[Stored records]
· · · ·

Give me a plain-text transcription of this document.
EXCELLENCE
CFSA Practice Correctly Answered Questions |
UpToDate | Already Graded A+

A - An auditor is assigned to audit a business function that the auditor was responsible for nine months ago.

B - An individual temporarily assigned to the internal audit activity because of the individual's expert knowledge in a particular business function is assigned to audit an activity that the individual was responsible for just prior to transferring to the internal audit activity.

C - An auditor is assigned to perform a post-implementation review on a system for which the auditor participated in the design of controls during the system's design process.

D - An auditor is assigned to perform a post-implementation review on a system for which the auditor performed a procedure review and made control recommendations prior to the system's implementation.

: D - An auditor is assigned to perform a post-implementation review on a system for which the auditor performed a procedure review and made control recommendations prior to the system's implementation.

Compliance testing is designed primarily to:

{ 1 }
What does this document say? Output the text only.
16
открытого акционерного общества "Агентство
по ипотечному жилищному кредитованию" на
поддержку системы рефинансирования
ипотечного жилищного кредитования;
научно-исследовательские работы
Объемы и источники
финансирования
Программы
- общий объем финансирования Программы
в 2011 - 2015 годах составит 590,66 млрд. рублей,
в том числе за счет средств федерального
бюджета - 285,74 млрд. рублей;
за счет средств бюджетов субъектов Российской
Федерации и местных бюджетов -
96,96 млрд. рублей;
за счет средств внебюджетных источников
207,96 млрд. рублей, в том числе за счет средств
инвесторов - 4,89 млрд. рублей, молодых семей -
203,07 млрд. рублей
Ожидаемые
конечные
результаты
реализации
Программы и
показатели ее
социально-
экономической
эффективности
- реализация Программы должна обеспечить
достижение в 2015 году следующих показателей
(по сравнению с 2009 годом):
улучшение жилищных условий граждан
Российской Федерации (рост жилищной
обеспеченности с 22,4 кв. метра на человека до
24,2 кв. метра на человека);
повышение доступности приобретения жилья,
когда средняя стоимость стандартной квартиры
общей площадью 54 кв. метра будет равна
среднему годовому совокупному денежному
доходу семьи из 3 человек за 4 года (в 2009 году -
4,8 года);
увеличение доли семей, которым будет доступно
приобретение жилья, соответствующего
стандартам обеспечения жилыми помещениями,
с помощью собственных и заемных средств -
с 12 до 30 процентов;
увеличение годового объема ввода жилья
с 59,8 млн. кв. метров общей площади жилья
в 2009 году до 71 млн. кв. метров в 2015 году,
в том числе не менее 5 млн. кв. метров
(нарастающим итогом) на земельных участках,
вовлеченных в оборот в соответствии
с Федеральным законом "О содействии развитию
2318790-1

· · · ·

Copy all lines from the material that contain "рублей".

в 2011 - 2015 годах составит 590,66 млрд. рублей,
бюджета - 285,74 млрд. рублей;
96,96 млрд. рублей;
207,96 млрд. рублей, в том числе за счет средств
инвесторов - 4,89 млрд. рублей, молодых семей -
203,07 млрд. рублей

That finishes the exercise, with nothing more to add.